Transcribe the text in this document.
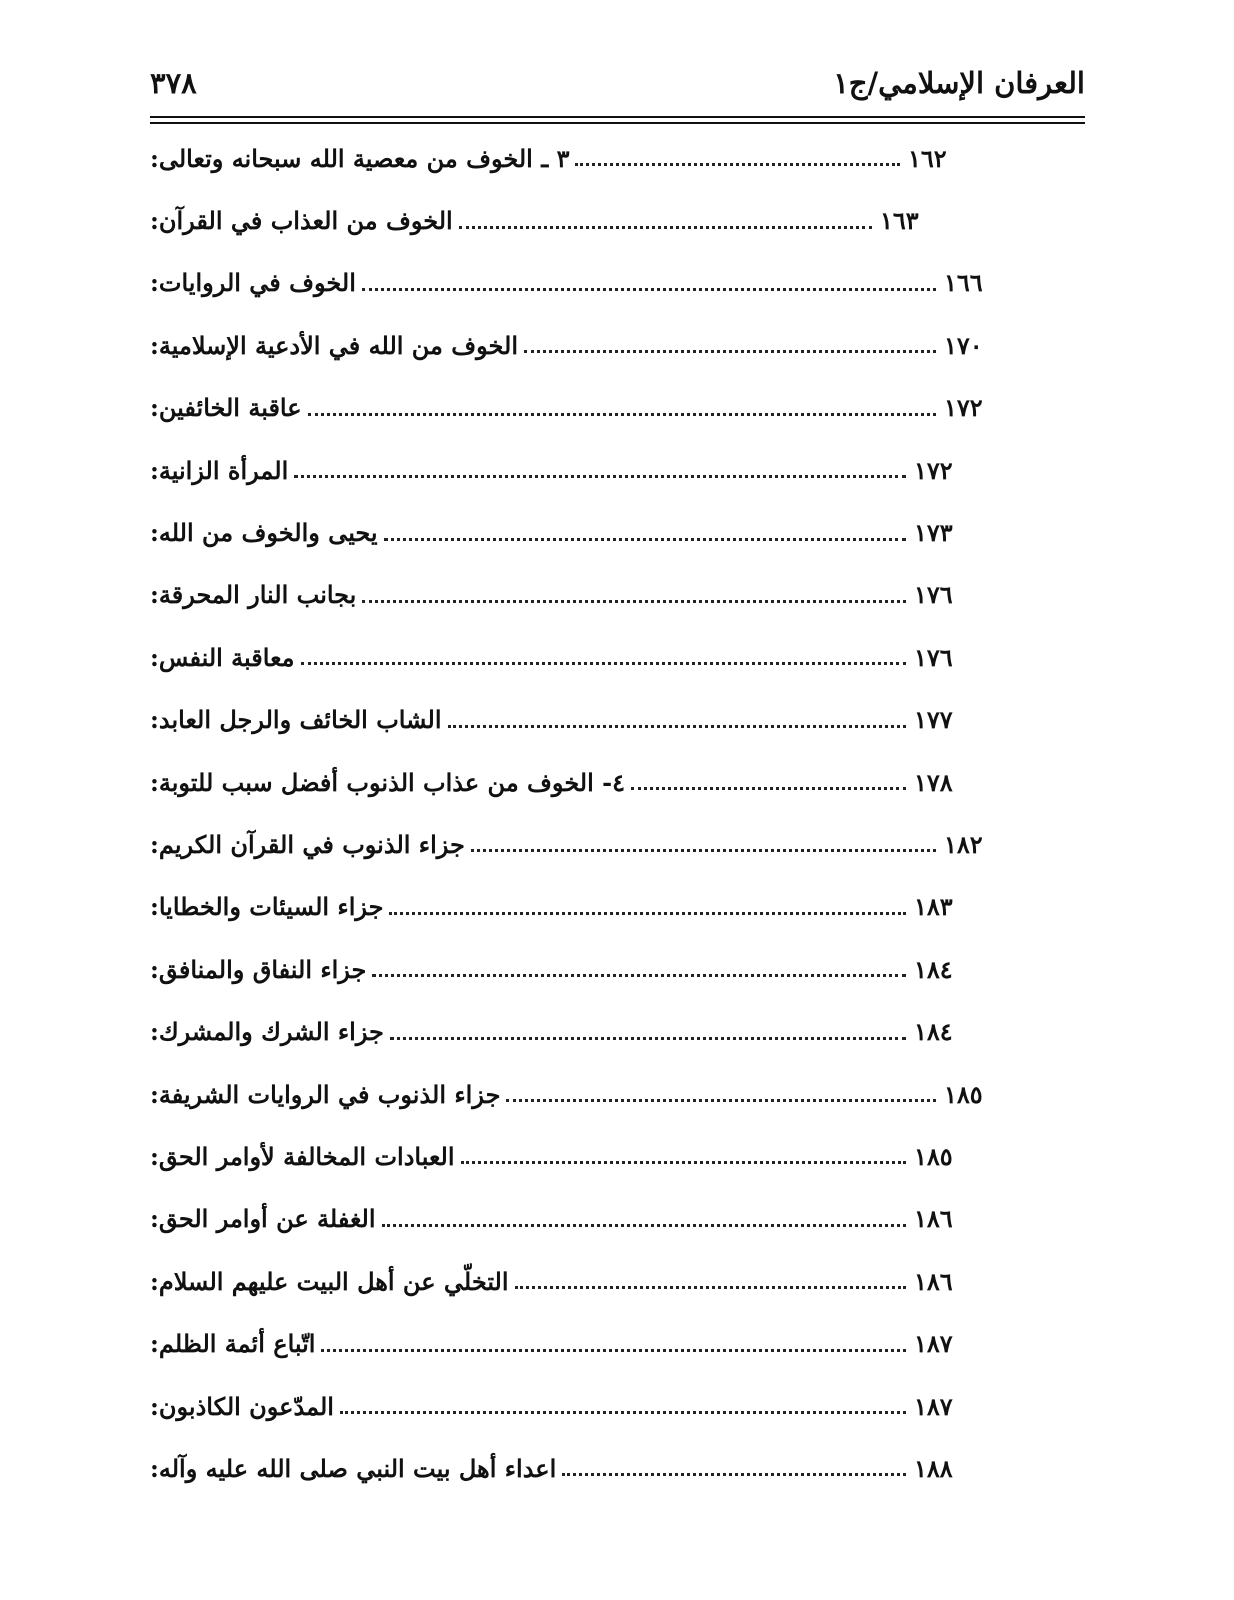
العرفان الإسلامي/ج١
٣٧٨
٣ ـ الخوف من معصية الله سبحانه وتعالى:	١٦٢
الخوف من العذاب في القرآن:	١٦٣
الخوف في الروايات:	١٦٦
الخوف من الله في الأدعية الإسلامية:	١٧٠
عاقبة الخائفين:	١٧٢
المرأة الزانية:	١٧٢
يحيى والخوف من الله:	١٧٣
بجانب النار المحرقة:	١٧٦
معاقبة النفس:	١٧٦
الشاب الخائف والرجل العابد:	١٧٧
٤- الخوف من عذاب الذنوب أفضل سبب للتوبة:	١٧٨
جزاء الذنوب في القرآن الكريم:	١٨٢
جزاء السيئات والخطايا:	١٨٣
جزاء النفاق والمنافق:	١٨٤
جزاء الشرك والمشرك:	١٨٤
جزاء الذنوب في الروايات الشريفة:	١٨٥
العبادات المخالفة لأوامر الحق:	١٨٥
الغفلة عن أوامر الحق:	١٨٦
التخلّي عن أهل البيت عليهم السلام:	١٨٦
اتّباع أئمة الظلم:	١٨٧
المدّعون الكاذبون:	١٨٧
اعداء أهل بيت النبي صلى الله عليه وآله:	١٨٨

= = = = = = =

### Instruction
Reproduce every entry word for word, but skip any pictures.

### Expected answer
Transcribe the text in this document.
العرفان الإسلامي/ج١
٣٧٨
٣ ـ الخوف من معصية الله سبحانه وتعالى:	١٦٢
الخوف من العذاب في القرآن:	١٦٣
الخوف في الروايات:	١٦٦
الخوف من الله في الأدعية الإسلامية:	١٧٠
عاقبة الخائفين:	١٧٢
المرأة الزانية:	١٧٢
يحيى والخوف من الله:	١٧٣
بجانب النار المحرقة:	١٧٦
معاقبة النفس:	١٧٦
الشاب الخائف والرجل العابد:	١٧٧
٤- الخوف من عذاب الذنوب أفضل سبب للتوبة:	١٧٨
جزاء الذنوب في القرآن الكريم:	١٨٢
جزاء السيئات والخطايا:	١٨٣
جزاء النفاق والمنافق:	١٨٤
جزاء الشرك والمشرك:	١٨٤
جزاء الذنوب في الروايات الشريفة:	١٨٥
العبادات المخالفة لأوامر الحق:	١٨٥
الغفلة عن أوامر الحق:	١٨٦
التخلّي عن أهل البيت عليهم السلام:	١٨٦
اتّباع أئمة الظلم:	١٨٧
المدّعون الكاذبون:	١٨٧
اعداء أهل بيت النبي صلى الله عليه وآله:	١٨٨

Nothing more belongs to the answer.